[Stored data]
———

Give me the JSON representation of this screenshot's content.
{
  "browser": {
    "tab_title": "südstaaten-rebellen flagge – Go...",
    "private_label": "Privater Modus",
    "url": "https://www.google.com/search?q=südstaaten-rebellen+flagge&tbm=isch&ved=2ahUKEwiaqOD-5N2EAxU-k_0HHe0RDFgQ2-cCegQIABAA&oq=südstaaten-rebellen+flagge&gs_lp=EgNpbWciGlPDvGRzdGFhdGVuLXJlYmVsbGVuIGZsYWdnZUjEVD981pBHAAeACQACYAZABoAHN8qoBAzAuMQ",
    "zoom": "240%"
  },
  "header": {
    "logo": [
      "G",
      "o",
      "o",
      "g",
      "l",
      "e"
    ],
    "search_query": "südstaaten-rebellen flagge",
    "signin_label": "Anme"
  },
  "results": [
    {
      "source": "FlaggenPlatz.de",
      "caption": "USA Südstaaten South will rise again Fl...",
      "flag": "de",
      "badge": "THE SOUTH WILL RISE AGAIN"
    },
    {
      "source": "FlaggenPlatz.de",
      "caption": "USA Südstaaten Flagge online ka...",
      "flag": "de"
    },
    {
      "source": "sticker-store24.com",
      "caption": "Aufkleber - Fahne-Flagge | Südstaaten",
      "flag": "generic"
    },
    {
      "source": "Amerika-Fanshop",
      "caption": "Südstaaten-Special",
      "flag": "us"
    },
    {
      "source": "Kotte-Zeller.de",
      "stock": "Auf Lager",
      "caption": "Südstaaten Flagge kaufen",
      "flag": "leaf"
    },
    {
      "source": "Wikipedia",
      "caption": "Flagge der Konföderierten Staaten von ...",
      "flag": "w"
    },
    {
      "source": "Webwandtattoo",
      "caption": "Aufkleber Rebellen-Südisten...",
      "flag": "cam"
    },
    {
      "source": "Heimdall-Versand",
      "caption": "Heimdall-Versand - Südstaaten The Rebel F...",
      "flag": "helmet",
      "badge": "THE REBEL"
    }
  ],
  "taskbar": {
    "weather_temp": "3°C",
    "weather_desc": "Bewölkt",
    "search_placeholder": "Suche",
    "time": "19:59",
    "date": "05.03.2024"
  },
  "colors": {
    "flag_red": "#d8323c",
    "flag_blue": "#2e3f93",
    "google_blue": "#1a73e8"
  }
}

———

▸ AIM: The records above should all be quoted exactly, please.

▸ SOLUTION BELOW:
Give me the JSON representation of this screenshot's content.
{
  "browser": {
    "tab_title": "südstaaten-rebellen flagge – Go...",
    "private_label": "Privater Modus",
    "url": "https://www.google.com/search?q=südstaaten-rebellen+flagge&tbm=isch&ved=2ahUKEwiaqOD-5N2EAxU-k_0HHe0RDFgQ2-cCegQIABAA&oq=südstaaten-rebellen+flagge&gs_lp=EgNpbWciGlPDvGRzdGFhdGVuLXJlYmVsbGVuIGZsYWdnZUjEVD981pBHAAeACQACYAZABoAHN8qoBAzAuMQ",
    "zoom": "240%"
  },
  "header": {
    "logo": [
      "G",
      "o",
      "o",
      "g",
      "l",
      "e"
    ],
    "search_query": "südstaaten-rebellen flagge",
    "signin_label": "Anme"
  },
  "results": [
    {
      "source": "FlaggenPlatz.de",
      "caption": "USA Südstaaten South will rise again Fl...",
      "flag": "de",
      "badge": "THE SOUTH WILL RISE AGAIN"
    },
    {
      "source": "FlaggenPlatz.de",
      "caption": "USA Südstaaten Flagge online ka...",
      "flag": "de"
    },
    {
      "source": "sticker-store24.com",
      "caption": "Aufkleber - Fahne-Flagge | Südstaaten",
      "flag": "generic"
    },
    {
      "source": "Amerika-Fanshop",
      "caption": "Südstaaten-Special",
      "flag": "us"
    },
    {
      "source": "Kotte-Zeller.de",
      "stock": "Auf Lager",
      "caption": "Südstaaten Flagge kaufen",
      "flag": "leaf"
    },
    {
      "source": "Wikipedia",
      "caption": "Flagge der Konföderierten Staaten von ...",
      "flag": "w"
    },
    {
      "source": "Webwandtattoo",
      "caption": "Aufkleber Rebellen-Südisten...",
      "flag": "cam"
    },
    {
      "source": "Heimdall-Versand",
      "caption": "Heimdall-Versand - Südstaaten The Rebel F...",
      "flag": "helmet",
      "badge": "THE REBEL"
    }
  ],
  "taskbar": {
    "weather_temp": "3°C",
    "weather_desc": "Bewölkt",
    "search_placeholder": "Suche",
    "time": "19:59",
    "date": "05.03.2024"
  },
  "colors": {
    "flag_red": "#d8323c",
    "flag_blue": "#2e3f93",
    "google_blue": "#1a73e8"
  }
}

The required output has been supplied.